Stated task: Copy each line below that includes "Darwin".

Figure collection entries:
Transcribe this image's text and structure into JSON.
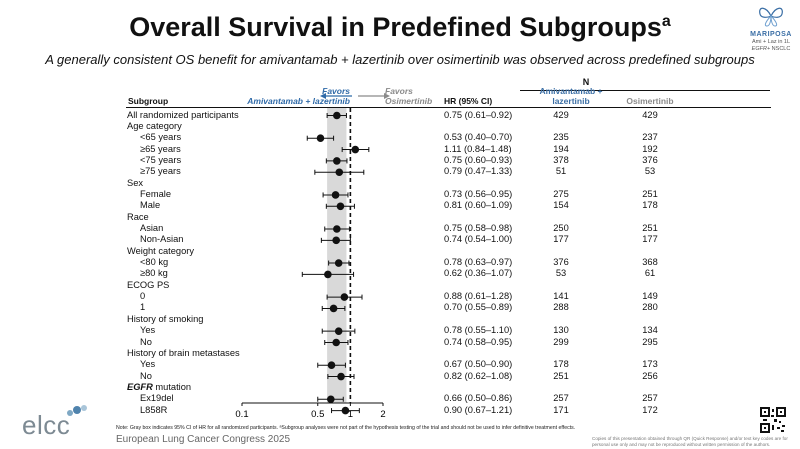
{
  "title": "Overall Survival in Predefined Subgroups",
  "title_sup": "a",
  "subtitle": "A generally consistent OS benefit for amivantamab + lazertinib over osimertinib was observed across predefined subgroups",
  "logo": {
    "name": "MARIPOSA",
    "line1": "Ami + Laz in 1L",
    "line2": "EGFR+ NSCLC"
  },
  "table_header": {
    "subgroup": "Subgroup",
    "favors_left_1": "Favors",
    "favors_left_2": "Amivantamab + lazertinib",
    "favors_right_1": "Favors",
    "favors_right_2": "Osimertinib",
    "hr": "HR (95% CI)",
    "n": "N",
    "arm1_1": "Amivantamab +",
    "arm1_2": "lazertinib",
    "arm2": "Osimertinib"
  },
  "chart_data": {
    "type": "forest",
    "x_axis": {
      "scale": "log",
      "range": [
        0.1,
        2
      ],
      "ticks": [
        0.1,
        0.5,
        1,
        2
      ],
      "tick_labels": [
        "0.1",
        "0.5",
        "1",
        "2"
      ],
      "reference_line": 1,
      "shaded_band": [
        0.61,
        0.92
      ]
    },
    "rows": [
      {
        "label": "All randomized participants",
        "indent": 0,
        "hr": 0.75,
        "lo": 0.61,
        "hi": 0.92,
        "hr_text": "0.75 (0.61–0.92)",
        "n1": "429",
        "n2": "429"
      },
      {
        "label": "Age category",
        "indent": 0
      },
      {
        "label": "<65 years",
        "indent": 1,
        "hr": 0.53,
        "lo": 0.4,
        "hi": 0.7,
        "hr_text": "0.53 (0.40–0.70)",
        "n1": "235",
        "n2": "237"
      },
      {
        "label": "≥65 years",
        "indent": 1,
        "hr": 1.11,
        "lo": 0.84,
        "hi": 1.48,
        "hr_text": "1.11 (0.84–1.48)",
        "n1": "194",
        "n2": "192"
      },
      {
        "label": "<75 years",
        "indent": 1,
        "hr": 0.75,
        "lo": 0.6,
        "hi": 0.93,
        "hr_text": "0.75 (0.60–0.93)",
        "n1": "378",
        "n2": "376"
      },
      {
        "label": "≥75 years",
        "indent": 1,
        "hr": 0.79,
        "lo": 0.47,
        "hi": 1.33,
        "hr_text": "0.79 (0.47–1.33)",
        "n1": "51",
        "n2": "53"
      },
      {
        "label": "Sex",
        "indent": 0
      },
      {
        "label": "Female",
        "indent": 1,
        "hr": 0.73,
        "lo": 0.56,
        "hi": 0.95,
        "hr_text": "0.73 (0.56–0.95)",
        "n1": "275",
        "n2": "251"
      },
      {
        "label": "Male",
        "indent": 1,
        "hr": 0.81,
        "lo": 0.6,
        "hi": 1.09,
        "hr_text": "0.81 (0.60–1.09)",
        "n1": "154",
        "n2": "178"
      },
      {
        "label": "Race",
        "indent": 0
      },
      {
        "label": "Asian",
        "indent": 1,
        "hr": 0.75,
        "lo": 0.58,
        "hi": 0.98,
        "hr_text": "0.75 (0.58–0.98)",
        "n1": "250",
        "n2": "251"
      },
      {
        "label": "Non-Asian",
        "indent": 1,
        "hr": 0.74,
        "lo": 0.54,
        "hi": 1.0,
        "hr_text": "0.74 (0.54–1.00)",
        "n1": "177",
        "n2": "177"
      },
      {
        "label": "Weight category",
        "indent": 0
      },
      {
        "label": "<80 kg",
        "indent": 1,
        "hr": 0.78,
        "lo": 0.63,
        "hi": 0.97,
        "hr_text": "0.78 (0.63–0.97)",
        "n1": "376",
        "n2": "368"
      },
      {
        "label": "≥80 kg",
        "indent": 1,
        "hr": 0.62,
        "lo": 0.36,
        "hi": 1.07,
        "hr_text": "0.62 (0.36–1.07)",
        "n1": "53",
        "n2": "61"
      },
      {
        "label": "ECOG PS",
        "indent": 0
      },
      {
        "label": "0",
        "indent": 1,
        "hr": 0.88,
        "lo": 0.61,
        "hi": 1.28,
        "hr_text": "0.88 (0.61–1.28)",
        "n1": "141",
        "n2": "149"
      },
      {
        "label": "1",
        "indent": 1,
        "hr": 0.7,
        "lo": 0.55,
        "hi": 0.89,
        "hr_text": "0.70 (0.55–0.89)",
        "n1": "288",
        "n2": "280"
      },
      {
        "label": "History of smoking",
        "indent": 0
      },
      {
        "label": "Yes",
        "indent": 1,
        "hr": 0.78,
        "lo": 0.55,
        "hi": 1.1,
        "hr_text": "0.78 (0.55–1.10)",
        "n1": "130",
        "n2": "134"
      },
      {
        "label": "No",
        "indent": 1,
        "hr": 0.74,
        "lo": 0.58,
        "hi": 0.95,
        "hr_text": "0.74 (0.58–0.95)",
        "n1": "299",
        "n2": "295"
      },
      {
        "label": "History of brain metastases",
        "indent": 0
      },
      {
        "label": "Yes",
        "indent": 1,
        "hr": 0.67,
        "lo": 0.5,
        "hi": 0.9,
        "hr_text": "0.67 (0.50–0.90)",
        "n1": "178",
        "n2": "173"
      },
      {
        "label": "No",
        "indent": 1,
        "hr": 0.82,
        "lo": 0.62,
        "hi": 1.08,
        "hr_text": "0.82 (0.62–1.08)",
        "n1": "251",
        "n2": "256"
      },
      {
        "label": "EGFR mutation",
        "indent": 0,
        "italic_prefix": "EGFR",
        "rest": " mutation"
      },
      {
        "label": "Ex19del",
        "indent": 1,
        "hr": 0.66,
        "lo": 0.5,
        "hi": 0.86,
        "hr_text": "0.66 (0.50–0.86)",
        "n1": "257",
        "n2": "257"
      },
      {
        "label": "L858R",
        "indent": 1,
        "hr": 0.9,
        "lo": 0.67,
        "hi": 1.21,
        "hr_text": "0.90 (0.67–1.21)",
        "n1": "171",
        "n2": "172"
      }
    ]
  },
  "colors": {
    "accent": "#3a6ea5",
    "favors_left": "#2f6aa8",
    "favors_right": "#8a8a8a",
    "band": "#d9d9d9"
  },
  "footnote": "Note: Gray box indicates 95% CI of HR for all randomized participants. ᵃSubgroup analyses were not part of the hypothesis testing of the trial and should not be used to infer definitive treatment effects.",
  "elcc": "elcc",
  "conference": "European Lung Cancer Congress 2025",
  "copyright_1": "Copies of this presentation obtained through QR (Quick Response) and/or text key codes are for",
  "copyright_2": "personal use only and may not be reproduced without written permission of the authors."
}
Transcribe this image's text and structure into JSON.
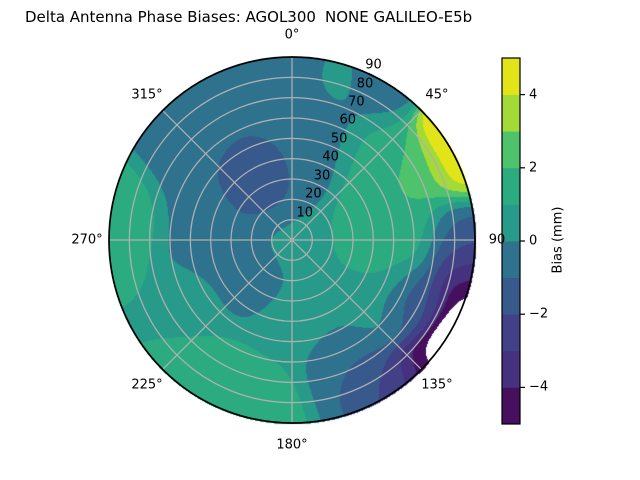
{
  "header": {
    "title_left": "Delta Antenna Phase Biases: AGOL300",
    "title_right": "NONE GALILEO-E5b"
  },
  "chart_data": {
    "type": "polar_contourf",
    "title": "Delta Antenna Phase Biases: AGOL300        NONE GALILEO-E5b",
    "station": "AGOL300",
    "signal": "NONE GALILEO-E5b",
    "colorbar_label": "Bias (mm)",
    "colorbar_range": [
      -5,
      5
    ],
    "levels": [
      -5,
      -4,
      -3,
      -2,
      -1,
      0,
      1,
      2,
      3,
      4,
      5
    ],
    "colorbar_ticks": [
      {
        "value": 4,
        "label": "4"
      },
      {
        "value": 2,
        "label": "2"
      },
      {
        "value": 0,
        "label": "0"
      },
      {
        "value": -2,
        "label": "−2"
      },
      {
        "value": -4,
        "label": "−4"
      }
    ],
    "palette": [
      "#46105f",
      "#46317e",
      "#424086",
      "#38598c",
      "#2e728e",
      "#279a8a",
      "#2cab80",
      "#4ec36b",
      "#a3da37",
      "#e2e41a"
    ],
    "no_data_color": "#ffffff",
    "grid_color": "#b0b0b0",
    "theta_zero": "top",
    "theta_direction": "clockwise",
    "r_max": 90,
    "theta_labels": [
      {
        "angle_deg": 0,
        "label": "0°"
      },
      {
        "angle_deg": 45,
        "label": "45°"
      },
      {
        "angle_deg": 90,
        "label": "90"
      },
      {
        "angle_deg": 135,
        "label": "135°"
      },
      {
        "angle_deg": 180,
        "label": "180°"
      },
      {
        "angle_deg": 225,
        "label": "225°"
      },
      {
        "angle_deg": 270,
        "label": "270°"
      },
      {
        "angle_deg": 315,
        "label": "315°"
      }
    ],
    "r_ticks": [
      {
        "r": 10,
        "label": "10"
      },
      {
        "r": 20,
        "label": "20"
      },
      {
        "r": 30,
        "label": "30"
      },
      {
        "r": 40,
        "label": "40"
      },
      {
        "r": 50,
        "label": "50"
      },
      {
        "r": 60,
        "label": "60"
      },
      {
        "r": 70,
        "label": "70"
      },
      {
        "r": 80,
        "label": "80"
      },
      {
        "r": 90,
        "label": "90"
      }
    ],
    "field_samples_note": "estimated bias field control points read from the plot: [azimuth_deg, radius_deg, bias_mm, smoothing_sigma_deg]",
    "field_samples": [
      [
        56,
        94,
        5.8,
        9
      ],
      [
        66,
        92,
        5.0,
        10
      ],
      [
        60,
        72,
        2.6,
        10
      ],
      [
        45,
        62,
        1.3,
        11
      ],
      [
        78,
        50,
        1.9,
        15
      ],
      [
        97,
        40,
        1.7,
        13
      ],
      [
        30,
        85,
        -0.6,
        9
      ],
      [
        15,
        78,
        0.45,
        9
      ],
      [
        2,
        60,
        -0.8,
        16
      ],
      [
        345,
        78,
        -0.95,
        15
      ],
      [
        322,
        35,
        -1.9,
        13
      ],
      [
        338,
        28,
        -1.6,
        9
      ],
      [
        315,
        65,
        -0.7,
        15
      ],
      [
        290,
        45,
        -0.4,
        13
      ],
      [
        278,
        89,
        1.9,
        13
      ],
      [
        260,
        86,
        1.3,
        8
      ],
      [
        240,
        55,
        0.4,
        13
      ],
      [
        228,
        28,
        -0.75,
        12
      ],
      [
        212,
        83,
        1.9,
        14
      ],
      [
        190,
        78,
        1.6,
        11
      ],
      [
        180,
        42,
        0.6,
        13
      ],
      [
        158,
        66,
        -0.9,
        12
      ],
      [
        150,
        82,
        -1.9,
        8.5
      ],
      [
        125,
        45,
        0.35,
        15
      ],
      [
        88,
        84,
        -1.3,
        11
      ],
      [
        98,
        88,
        -3.2,
        10
      ],
      [
        108,
        92,
        -5.5,
        10
      ],
      [
        120,
        99,
        -8.5,
        10
      ],
      [
        133,
        92,
        -5.2,
        9
      ],
      [
        143,
        88,
        -2.7,
        9
      ],
      [
        0,
        0,
        0.45,
        14
      ],
      [
        265,
        40,
        -0.45,
        12
      ],
      [
        0,
        30,
        -0.6,
        10
      ],
      [
        115,
        68,
        -2.0,
        10
      ]
    ]
  }
}
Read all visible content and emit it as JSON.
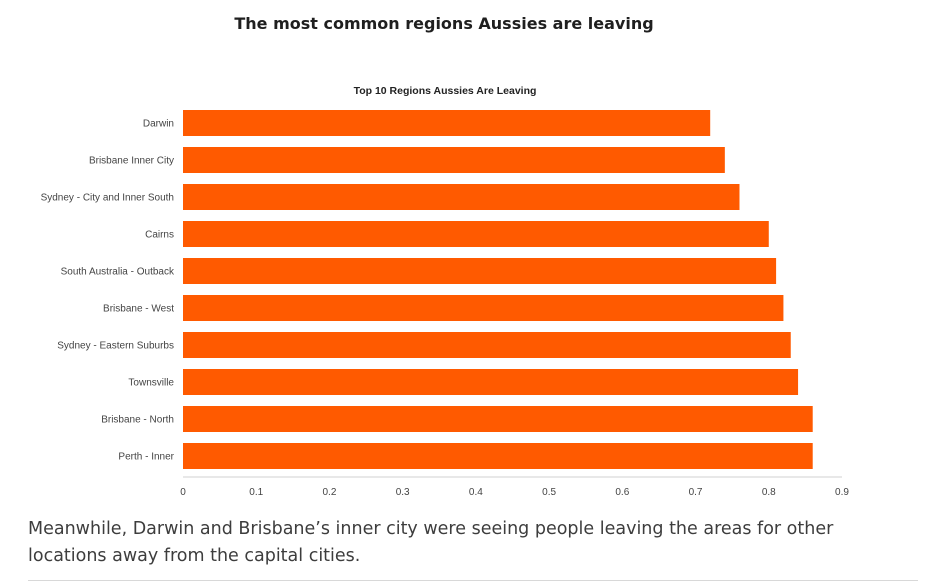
{
  "article": {
    "heading": "The most common regions Aussies are leaving",
    "caption": "Meanwhile, Darwin and Brisbane’s inner city were seeing people leaving the areas for other locations away from the capital cities."
  },
  "chart_data": {
    "type": "bar",
    "orientation": "horizontal",
    "title": "Top 10 Regions Aussies Are Leaving",
    "xlabel": "",
    "ylabel": "",
    "categories": [
      "Darwin",
      "Brisbane Inner City",
      "Sydney - City and Inner South",
      "Cairns",
      "South Australia - Outback",
      "Brisbane - West",
      "Sydney - Eastern Suburbs",
      "Townsville",
      "Brisbane - North",
      "Perth - Inner"
    ],
    "values": [
      0.72,
      0.74,
      0.76,
      0.8,
      0.81,
      0.82,
      0.83,
      0.84,
      0.86,
      0.86
    ],
    "xlim": [
      0,
      0.9
    ],
    "xticks": [
      "0",
      "0.1",
      "0.2",
      "0.3",
      "0.4",
      "0.5",
      "0.6",
      "0.7",
      "0.8",
      "0.9"
    ],
    "bar_color": "#ff5a00",
    "grid": false
  }
}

Result of the task:
    "caption": "Meanwhile, Darwin and Brisbane’s inner city were seeing people leaving the areas for other locations away from the capital cities."
      "Darwin",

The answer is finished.